→ **RECORDS TO USE**:

◇ ◇ ◇ ◇

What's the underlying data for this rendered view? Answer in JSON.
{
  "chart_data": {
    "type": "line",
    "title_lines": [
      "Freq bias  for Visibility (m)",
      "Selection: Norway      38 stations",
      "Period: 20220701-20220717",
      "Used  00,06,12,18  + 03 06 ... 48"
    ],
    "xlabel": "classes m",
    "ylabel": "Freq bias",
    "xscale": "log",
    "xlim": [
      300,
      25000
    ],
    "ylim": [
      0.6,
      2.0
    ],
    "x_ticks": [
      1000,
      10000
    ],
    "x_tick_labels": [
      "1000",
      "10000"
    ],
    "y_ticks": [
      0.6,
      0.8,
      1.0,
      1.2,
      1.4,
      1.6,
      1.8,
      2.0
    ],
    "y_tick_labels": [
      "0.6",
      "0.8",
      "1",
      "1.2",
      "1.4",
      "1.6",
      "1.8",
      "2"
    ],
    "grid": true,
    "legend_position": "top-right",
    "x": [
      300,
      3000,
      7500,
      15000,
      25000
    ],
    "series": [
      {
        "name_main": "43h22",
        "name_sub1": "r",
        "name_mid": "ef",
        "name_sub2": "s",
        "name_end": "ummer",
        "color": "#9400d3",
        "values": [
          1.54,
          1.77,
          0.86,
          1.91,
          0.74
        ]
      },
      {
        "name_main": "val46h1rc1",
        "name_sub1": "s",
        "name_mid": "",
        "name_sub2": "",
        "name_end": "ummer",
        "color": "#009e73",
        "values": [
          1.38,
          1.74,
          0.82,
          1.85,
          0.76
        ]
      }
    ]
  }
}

◇ ◇ ◇ ◇

→ **EXERCISE DESCRIPTION**:
Extract all of the data exactly as written.

→ **COMPLETE ANSWER**:
What's the underlying data for this rendered view? Answer in JSON.
{
  "chart_data": {
    "type": "line",
    "title_lines": [
      "Freq bias  for Visibility (m)",
      "Selection: Norway      38 stations",
      "Period: 20220701-20220717",
      "Used  00,06,12,18  + 03 06 ... 48"
    ],
    "xlabel": "classes m",
    "ylabel": "Freq bias",
    "xscale": "log",
    "xlim": [
      300,
      25000
    ],
    "ylim": [
      0.6,
      2.0
    ],
    "x_ticks": [
      1000,
      10000
    ],
    "x_tick_labels": [
      "1000",
      "10000"
    ],
    "y_ticks": [
      0.6,
      0.8,
      1.0,
      1.2,
      1.4,
      1.6,
      1.8,
      2.0
    ],
    "y_tick_labels": [
      "0.6",
      "0.8",
      "1",
      "1.2",
      "1.4",
      "1.6",
      "1.8",
      "2"
    ],
    "grid": true,
    "legend_position": "top-right",
    "x": [
      300,
      3000,
      7500,
      15000,
      25000
    ],
    "series": [
      {
        "name_main": "43h22",
        "name_sub1": "r",
        "name_mid": "ef",
        "name_sub2": "s",
        "name_end": "ummer",
        "color": "#9400d3",
        "values": [
          1.54,
          1.77,
          0.86,
          1.91,
          0.74
        ]
      },
      {
        "name_main": "val46h1rc1",
        "name_sub1": "s",
        "name_mid": "",
        "name_sub2": "",
        "name_end": "ummer",
        "color": "#009e73",
        "values": [
          1.38,
          1.74,
          0.82,
          1.85,
          0.76
        ]
      }
    ]
  }
}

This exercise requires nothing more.